# Goal of the exercise:
Set down all of the entries word for word, omitting the images they contain.

# Extracted data:
════════════════════

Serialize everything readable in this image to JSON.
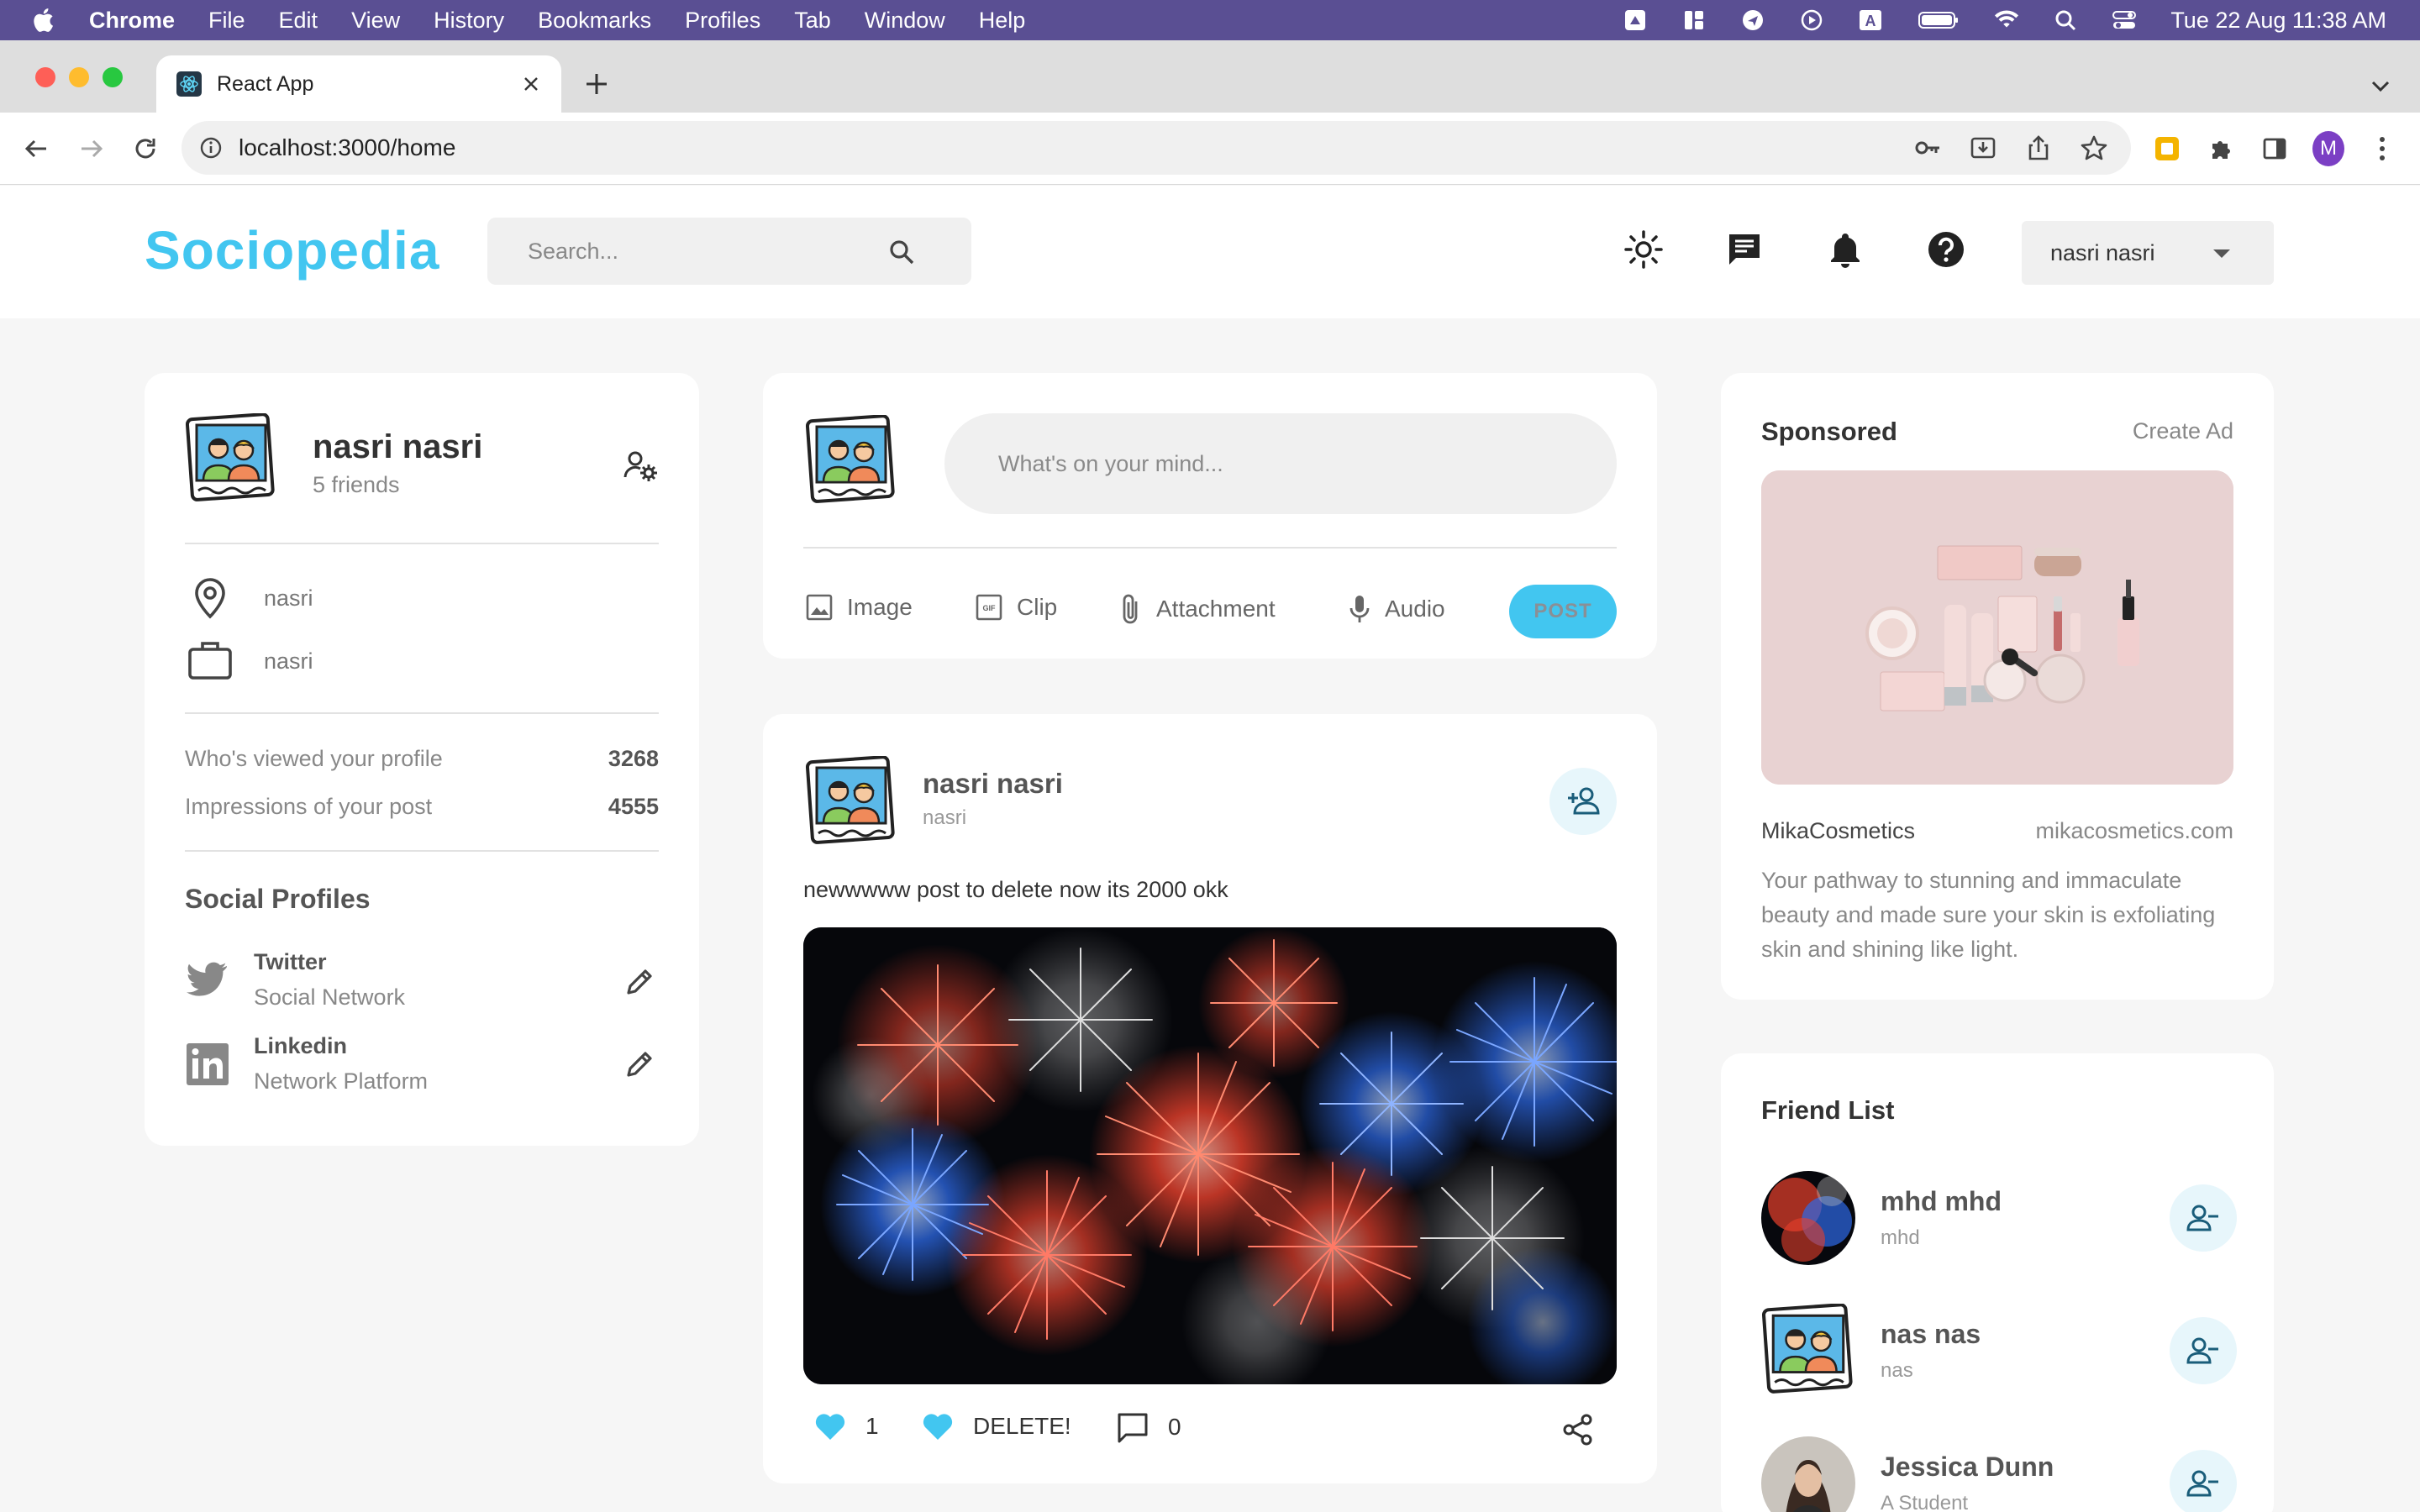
{
  "menubar": {
    "app": "Chrome",
    "items": [
      "File",
      "Edit",
      "View",
      "History",
      "Bookmarks",
      "Profiles",
      "Tab",
      "Window",
      "Help"
    ],
    "clock": "Tue 22 Aug  11:38 AM"
  },
  "browser": {
    "tab_title": "React App",
    "url": "localhost:3000/home",
    "profile_initial": "M"
  },
  "navbar": {
    "logo": "Sociopedia",
    "search_placeholder": "Search...",
    "user_name": "nasri nasri"
  },
  "user_widget": {
    "name": "nasri nasri",
    "friends": "5 friends",
    "location": "nasri",
    "occupation": "nasri",
    "stats": [
      {
        "label": "Who's viewed your profile",
        "value": "3268"
      },
      {
        "label": "Impressions of your post",
        "value": "4555"
      }
    ],
    "social_title": "Social Profiles",
    "socials": [
      {
        "name": "Twitter",
        "sub": "Social Network",
        "icon": "twitter-icon"
      },
      {
        "name": "Linkedin",
        "sub": "Network Platform",
        "icon": "linkedin-icon"
      }
    ]
  },
  "composer": {
    "placeholder": "What's on your mind...",
    "actions": [
      "Image",
      "Clip",
      "Attachment",
      "Audio"
    ],
    "post_label": "POST"
  },
  "post": {
    "name": "nasri nasri",
    "location": "nasri",
    "description": "newwwww post to delete now its 2000 okk",
    "likes": "1",
    "delete_label": "DELETE!",
    "comments": "0"
  },
  "sponsored": {
    "title": "Sponsored",
    "create": "Create Ad",
    "brand": "MikaCosmetics",
    "site": "mikacosmetics.com",
    "description": "Your pathway to stunning and immaculate beauty and made sure your skin is exfoliating skin and shining like light."
  },
  "friend_list": {
    "title": "Friend List",
    "friends": [
      {
        "name": "mhd mhd",
        "sub": "mhd"
      },
      {
        "name": "nas nas",
        "sub": "nas"
      },
      {
        "name": "Jessica Dunn",
        "sub": "A Student"
      }
    ]
  },
  "colors": {
    "primary": "#42c6f0",
    "menubar": "#5a4f93",
    "background": "#f6f6f6"
  }
}
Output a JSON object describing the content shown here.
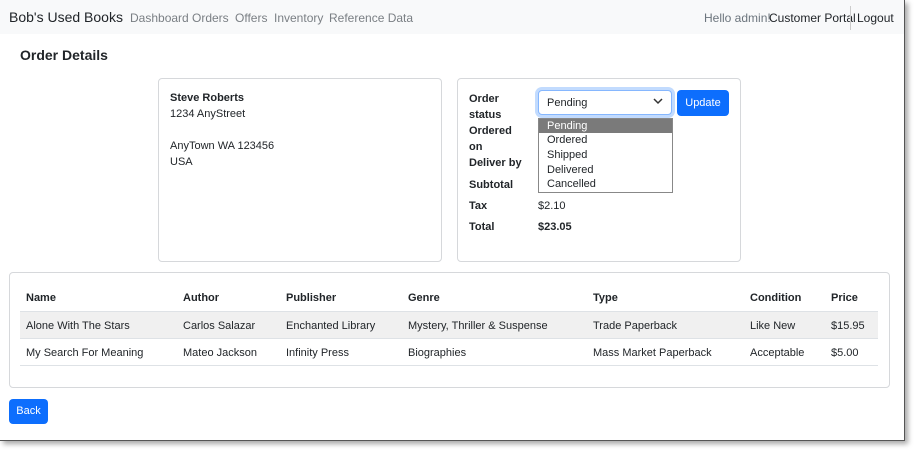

════════════════════

# Solution to this problem:
Serialize everything readable in this image to JSON.
{
  "menubar": {
    "app": "Chrome",
    "items": [
      "File",
      "Edit",
      "View",
      "History",
      "Bookmarks",
      "Profiles",
      "Tab",
      "Window",
      "Help"
    ],
    "clock": "Tue 22 Aug  11:38 AM"
  },
  "browser": {
    "tab_title": "React App",
    "url": "localhost:3000/home",
    "profile_initial": "M"
  },
  "navbar": {
    "logo": "Sociopedia",
    "search_placeholder": "Search...",
    "user_name": "nasri nasri"
  },
  "user_widget": {
    "name": "nasri nasri",
    "friends": "5 friends",
    "location": "nasri",
    "occupation": "nasri",
    "stats": [
      {
        "label": "Who's viewed your profile",
        "value": "3268"
      },
      {
        "label": "Impressions of your post",
        "value": "4555"
      }
    ],
    "social_title": "Social Profiles",
    "socials": [
      {
        "name": "Twitter",
        "sub": "Social Network",
        "icon": "twitter-icon"
      },
      {
        "name": "Linkedin",
        "sub": "Network Platform",
        "icon": "linkedin-icon"
      }
    ]
  },
  "composer": {
    "placeholder": "What's on your mind...",
    "actions": [
      "Image",
      "Clip",
      "Attachment",
      "Audio"
    ],
    "post_label": "POST"
  },
  "post": {
    "name": "nasri nasri",
    "location": "nasri",
    "description": "newwwww post to delete now its 2000 okk",
    "likes": "1",
    "delete_label": "DELETE!",
    "comments": "0"
  },
  "sponsored": {
    "title": "Sponsored",
    "create": "Create Ad",
    "brand": "MikaCosmetics",
    "site": "mikacosmetics.com",
    "description": "Your pathway to stunning and immaculate beauty and made sure your skin is exfoliating skin and shining like light."
  },
  "friend_list": {
    "title": "Friend List",
    "friends": [
      {
        "name": "mhd mhd",
        "sub": "mhd"
      },
      {
        "name": "nas nas",
        "sub": "nas"
      },
      {
        "name": "Jessica Dunn",
        "sub": "A Student"
      }
    ]
  },
  "colors": {
    "primary": "#42c6f0",
    "menubar": "#5a4f93",
    "background": "#f6f6f6"
  }
}
Output a JSON object describing the content shown here.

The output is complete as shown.